* **Task set**
1) Translate the following sentence from the passage on exception tracking in chronos into Spanish: "The same thing happens with method and forward declarations - when the compiler sees them, it cannot yet examine the implementation and thus assumes the worst case."
2) Reproduce, without any alteration, the part of the passage on exception tracking in chronos that opens with the words containing "Here's the copy-paste" and closes with "the worst case.".

* **Passage provided**
########

We've recently introduced some exception-tracking cleanups in chronos - this change fixes several long-standing and practical issue we've had, namely that exception tracking was not working at all for async functions and instead infected large parts of the codebase with invalid deductions - this is great news when trying to write exception-safe code!
To write code that allows the compiler to deduce exception effects correctly, a few rules must be followed and I thought I'd document them here because they often come up in code reviews - at Status we mostly write exception-free code and enforce it with a top-level {.push raises: [].} in each non-raising module, roughly dividing the world into "this module raises" and "this module doesn't raise" - a convenient granularity to reason about it.
A simplified example of the problem is the following:
type
Callback = proc()
X = object
callback: Callback
proc f(x: X) {.raises: [].} =
x.callback() # Error: can raise an unlisted exception: Exception
The three places in the language where the compiler is unable to deduce effects correctly are: proc types, methods and forward declarations - in all cases, the solution is simple: annotate them with explicit raises information - not only does this tell the compiler what the expectations are - the reader of the code can also immediately tell what level of exception handling the code supports. It turns out that code can often be simplified and optimized - specially callbacks and methods - when it's known not to be raising exceptions - enforcing it with effects helps catching mistakes early and teaching developers about the API, specially during refactoring.
Here's the copy-paste template we use:
type Callback = proc () {.gcsafe, raises: [].}
method f() {.gcsafe, raises: [].}
proc f() {.gcsafe, raises: [].}
When proc types are missing gcsafe and raises, the compiler must assume they might raise an Exception or contain unsafe code - this infects any calls to the proc with this worst-case deduction. The same thing happens with method and forward declarations - when the compiler sees them, it cannot yet examine the implementation and thus assumes the worst case.

########

* **Extracted records**
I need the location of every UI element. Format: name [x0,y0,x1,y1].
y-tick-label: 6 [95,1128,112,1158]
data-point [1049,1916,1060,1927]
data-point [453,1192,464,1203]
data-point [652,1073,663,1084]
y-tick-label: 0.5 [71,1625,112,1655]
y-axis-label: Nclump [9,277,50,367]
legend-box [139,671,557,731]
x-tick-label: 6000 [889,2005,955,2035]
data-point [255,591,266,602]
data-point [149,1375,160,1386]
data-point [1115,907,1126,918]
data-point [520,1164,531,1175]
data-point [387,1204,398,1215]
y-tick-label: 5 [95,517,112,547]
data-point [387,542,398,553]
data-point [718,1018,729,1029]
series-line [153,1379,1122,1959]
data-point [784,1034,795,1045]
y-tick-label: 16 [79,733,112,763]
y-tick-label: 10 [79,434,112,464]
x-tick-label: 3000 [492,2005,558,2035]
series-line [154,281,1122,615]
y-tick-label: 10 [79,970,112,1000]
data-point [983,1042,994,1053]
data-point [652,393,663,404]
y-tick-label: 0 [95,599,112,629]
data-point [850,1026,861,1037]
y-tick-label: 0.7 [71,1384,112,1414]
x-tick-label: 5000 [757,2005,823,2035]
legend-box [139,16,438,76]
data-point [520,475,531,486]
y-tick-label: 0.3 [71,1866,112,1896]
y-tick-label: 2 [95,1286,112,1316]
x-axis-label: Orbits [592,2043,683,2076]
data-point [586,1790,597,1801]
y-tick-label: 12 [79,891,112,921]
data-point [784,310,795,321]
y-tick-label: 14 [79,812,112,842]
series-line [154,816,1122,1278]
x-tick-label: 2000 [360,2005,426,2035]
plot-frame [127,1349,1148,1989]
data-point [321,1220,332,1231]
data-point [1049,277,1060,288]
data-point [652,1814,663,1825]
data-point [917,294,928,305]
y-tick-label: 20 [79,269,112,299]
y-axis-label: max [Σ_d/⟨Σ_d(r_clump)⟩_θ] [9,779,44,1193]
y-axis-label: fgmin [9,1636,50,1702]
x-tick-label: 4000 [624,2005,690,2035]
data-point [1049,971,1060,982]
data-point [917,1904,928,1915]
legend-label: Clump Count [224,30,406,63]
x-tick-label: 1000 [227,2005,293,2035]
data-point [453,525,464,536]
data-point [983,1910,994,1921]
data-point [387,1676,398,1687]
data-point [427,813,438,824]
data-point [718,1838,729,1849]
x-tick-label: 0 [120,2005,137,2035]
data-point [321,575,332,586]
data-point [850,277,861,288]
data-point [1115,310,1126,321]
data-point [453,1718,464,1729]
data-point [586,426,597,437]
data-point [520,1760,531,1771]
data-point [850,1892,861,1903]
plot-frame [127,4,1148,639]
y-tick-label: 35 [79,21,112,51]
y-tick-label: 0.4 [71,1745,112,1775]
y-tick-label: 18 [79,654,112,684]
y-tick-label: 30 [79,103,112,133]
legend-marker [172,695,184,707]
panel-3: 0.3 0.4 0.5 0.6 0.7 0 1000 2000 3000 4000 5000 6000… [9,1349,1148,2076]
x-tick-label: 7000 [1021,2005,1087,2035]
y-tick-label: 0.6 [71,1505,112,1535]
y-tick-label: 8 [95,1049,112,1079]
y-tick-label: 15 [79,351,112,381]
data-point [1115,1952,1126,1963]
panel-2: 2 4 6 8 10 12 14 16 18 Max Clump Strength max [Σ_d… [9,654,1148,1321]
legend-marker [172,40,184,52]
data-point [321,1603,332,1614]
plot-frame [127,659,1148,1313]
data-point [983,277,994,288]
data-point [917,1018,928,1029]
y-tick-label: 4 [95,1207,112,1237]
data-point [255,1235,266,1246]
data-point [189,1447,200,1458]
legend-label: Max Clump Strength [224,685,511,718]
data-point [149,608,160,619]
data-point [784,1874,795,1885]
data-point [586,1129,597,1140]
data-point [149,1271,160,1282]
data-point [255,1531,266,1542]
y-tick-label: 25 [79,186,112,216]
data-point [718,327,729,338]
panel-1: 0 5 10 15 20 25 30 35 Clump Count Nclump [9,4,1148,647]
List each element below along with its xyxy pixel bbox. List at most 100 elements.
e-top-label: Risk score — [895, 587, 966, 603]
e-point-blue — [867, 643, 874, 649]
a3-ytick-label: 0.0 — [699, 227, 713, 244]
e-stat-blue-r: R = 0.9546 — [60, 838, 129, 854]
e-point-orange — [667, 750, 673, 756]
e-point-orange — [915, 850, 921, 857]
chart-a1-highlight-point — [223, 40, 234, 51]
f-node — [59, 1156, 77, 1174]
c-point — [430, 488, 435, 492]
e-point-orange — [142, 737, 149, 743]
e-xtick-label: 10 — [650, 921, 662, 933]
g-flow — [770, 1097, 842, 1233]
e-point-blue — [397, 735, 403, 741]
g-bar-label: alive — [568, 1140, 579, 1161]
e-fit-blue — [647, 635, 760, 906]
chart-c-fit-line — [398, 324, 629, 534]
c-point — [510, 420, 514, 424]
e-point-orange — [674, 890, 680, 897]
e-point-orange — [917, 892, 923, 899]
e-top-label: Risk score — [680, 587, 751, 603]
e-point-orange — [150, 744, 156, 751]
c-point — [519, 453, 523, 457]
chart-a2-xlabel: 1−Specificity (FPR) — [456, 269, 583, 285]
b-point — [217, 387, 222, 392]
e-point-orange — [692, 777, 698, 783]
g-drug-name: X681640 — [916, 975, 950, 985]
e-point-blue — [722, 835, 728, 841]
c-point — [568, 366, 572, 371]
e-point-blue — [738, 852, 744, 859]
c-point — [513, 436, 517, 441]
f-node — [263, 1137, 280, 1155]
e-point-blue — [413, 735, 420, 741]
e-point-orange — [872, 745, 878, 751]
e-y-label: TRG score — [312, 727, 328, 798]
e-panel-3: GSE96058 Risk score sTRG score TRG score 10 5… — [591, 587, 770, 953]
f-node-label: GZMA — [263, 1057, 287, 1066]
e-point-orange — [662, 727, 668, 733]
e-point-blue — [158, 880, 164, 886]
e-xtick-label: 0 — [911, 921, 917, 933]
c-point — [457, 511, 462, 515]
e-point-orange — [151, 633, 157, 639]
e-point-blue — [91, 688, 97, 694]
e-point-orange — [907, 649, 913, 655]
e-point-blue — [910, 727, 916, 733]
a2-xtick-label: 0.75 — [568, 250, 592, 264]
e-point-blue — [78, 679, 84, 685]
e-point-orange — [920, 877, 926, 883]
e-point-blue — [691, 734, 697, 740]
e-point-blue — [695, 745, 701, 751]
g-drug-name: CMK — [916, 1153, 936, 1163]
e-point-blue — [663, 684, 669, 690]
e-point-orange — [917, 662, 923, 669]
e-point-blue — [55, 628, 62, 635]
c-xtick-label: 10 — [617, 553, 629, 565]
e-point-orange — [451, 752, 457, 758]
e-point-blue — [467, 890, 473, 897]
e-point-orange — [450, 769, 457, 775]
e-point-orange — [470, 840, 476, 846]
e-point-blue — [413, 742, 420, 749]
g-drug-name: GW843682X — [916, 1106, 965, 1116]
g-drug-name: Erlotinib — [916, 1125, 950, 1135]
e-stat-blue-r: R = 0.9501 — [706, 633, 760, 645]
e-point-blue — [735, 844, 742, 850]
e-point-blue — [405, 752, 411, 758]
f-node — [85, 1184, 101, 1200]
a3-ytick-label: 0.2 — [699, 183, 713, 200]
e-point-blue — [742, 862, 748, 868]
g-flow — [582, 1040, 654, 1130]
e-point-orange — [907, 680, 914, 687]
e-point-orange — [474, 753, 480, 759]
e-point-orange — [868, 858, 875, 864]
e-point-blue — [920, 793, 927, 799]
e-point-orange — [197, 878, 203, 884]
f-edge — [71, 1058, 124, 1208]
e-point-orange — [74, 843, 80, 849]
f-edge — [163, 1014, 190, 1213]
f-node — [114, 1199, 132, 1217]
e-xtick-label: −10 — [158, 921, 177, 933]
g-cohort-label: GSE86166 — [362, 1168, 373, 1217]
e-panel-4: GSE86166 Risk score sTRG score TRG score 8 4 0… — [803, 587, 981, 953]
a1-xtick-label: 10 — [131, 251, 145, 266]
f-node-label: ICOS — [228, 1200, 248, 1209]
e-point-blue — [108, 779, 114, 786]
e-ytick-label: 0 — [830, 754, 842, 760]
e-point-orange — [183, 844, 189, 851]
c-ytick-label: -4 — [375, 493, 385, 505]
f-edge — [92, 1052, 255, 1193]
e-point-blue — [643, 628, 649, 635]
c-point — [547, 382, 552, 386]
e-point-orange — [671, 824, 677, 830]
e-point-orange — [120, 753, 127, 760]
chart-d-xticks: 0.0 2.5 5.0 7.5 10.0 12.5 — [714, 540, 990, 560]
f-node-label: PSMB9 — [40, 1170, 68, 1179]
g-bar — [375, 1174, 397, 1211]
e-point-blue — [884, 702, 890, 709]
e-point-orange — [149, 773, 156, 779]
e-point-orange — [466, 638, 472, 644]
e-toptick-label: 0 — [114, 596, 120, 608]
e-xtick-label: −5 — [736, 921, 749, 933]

########

* **Per-task outputs**
1) Lo mismo ocurre con las declaraciones de métodos y las declaraciones anticipadas: cuando el compilador las ve, todavía no puede examinar la implementación y, por lo tanto, asume el peor caso.

2)
Here's the copy-paste template we use:
type Callback = proc () {.gcsafe, raises: [].}
method f() {.gcsafe, raises: [].}
proc f() {.gcsafe, raises: [].}
When proc types are missing gcsafe and raises, the compiler must assume they might raise an Exception or contain unsafe code - this infects any calls to the proc with this worst-case deduction. The same thing happens with method and forward declarations - when the compiler sees them, it cannot yet examine the implementation and thus assumes the worst case.